• _THE TASK_:
Of all the lines here, how many include the string "billion"? Answer with the number only.
[START OF MATERIAL PROVIDED]
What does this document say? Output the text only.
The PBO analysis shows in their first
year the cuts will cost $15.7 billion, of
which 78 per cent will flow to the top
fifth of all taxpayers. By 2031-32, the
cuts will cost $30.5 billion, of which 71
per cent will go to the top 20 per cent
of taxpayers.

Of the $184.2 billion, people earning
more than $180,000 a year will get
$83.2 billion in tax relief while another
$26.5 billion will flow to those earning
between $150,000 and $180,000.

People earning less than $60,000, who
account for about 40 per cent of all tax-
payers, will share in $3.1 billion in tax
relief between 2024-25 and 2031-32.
[END OF MATERIAL PROVIDED]
[START OF MATERIAL PROVIDED]
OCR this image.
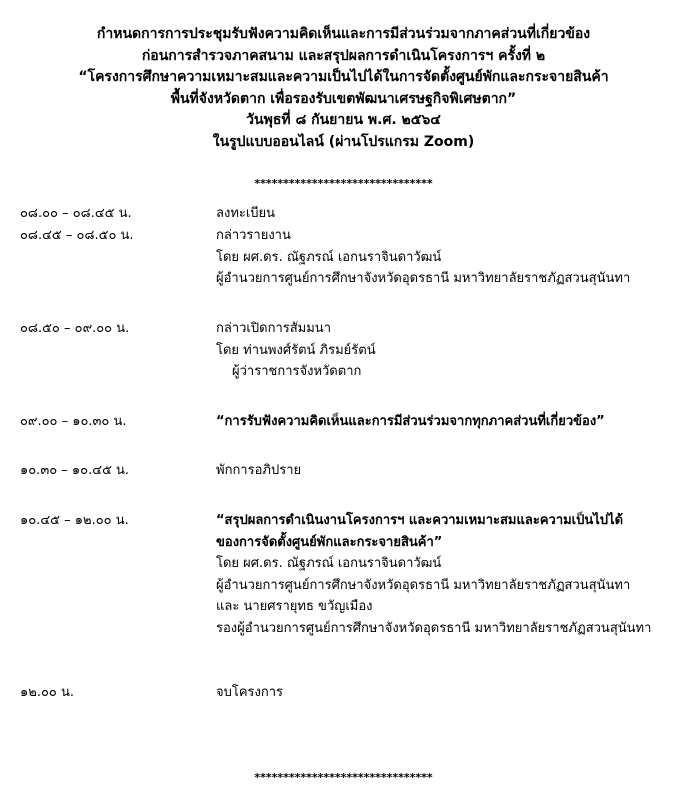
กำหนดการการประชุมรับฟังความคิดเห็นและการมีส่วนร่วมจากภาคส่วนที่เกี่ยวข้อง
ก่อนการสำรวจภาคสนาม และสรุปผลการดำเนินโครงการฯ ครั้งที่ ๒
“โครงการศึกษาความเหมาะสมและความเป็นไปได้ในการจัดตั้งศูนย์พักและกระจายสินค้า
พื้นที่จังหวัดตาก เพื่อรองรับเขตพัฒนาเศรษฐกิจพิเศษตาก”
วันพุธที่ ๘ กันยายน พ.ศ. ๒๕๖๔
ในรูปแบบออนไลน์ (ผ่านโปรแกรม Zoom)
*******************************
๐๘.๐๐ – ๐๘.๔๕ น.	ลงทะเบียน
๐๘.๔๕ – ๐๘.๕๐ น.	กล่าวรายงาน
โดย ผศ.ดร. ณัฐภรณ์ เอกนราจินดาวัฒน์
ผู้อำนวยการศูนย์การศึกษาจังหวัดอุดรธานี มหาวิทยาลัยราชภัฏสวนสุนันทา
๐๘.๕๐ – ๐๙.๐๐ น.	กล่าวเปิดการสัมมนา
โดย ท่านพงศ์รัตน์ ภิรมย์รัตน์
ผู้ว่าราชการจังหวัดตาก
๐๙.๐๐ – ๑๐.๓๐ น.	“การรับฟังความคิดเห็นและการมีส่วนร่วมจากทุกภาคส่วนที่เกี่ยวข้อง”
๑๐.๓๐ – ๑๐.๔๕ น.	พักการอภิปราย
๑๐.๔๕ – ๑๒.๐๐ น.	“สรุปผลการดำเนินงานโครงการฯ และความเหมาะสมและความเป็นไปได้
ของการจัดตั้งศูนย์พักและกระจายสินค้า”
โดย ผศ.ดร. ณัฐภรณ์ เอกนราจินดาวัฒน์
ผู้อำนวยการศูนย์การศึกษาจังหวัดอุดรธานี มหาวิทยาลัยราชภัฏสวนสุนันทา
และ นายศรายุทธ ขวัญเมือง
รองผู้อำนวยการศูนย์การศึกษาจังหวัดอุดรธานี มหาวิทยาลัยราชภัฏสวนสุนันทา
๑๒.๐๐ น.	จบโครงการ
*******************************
[END OF MATERIAL PROVIDED]
• _RESULT OF THIS TASK_:
6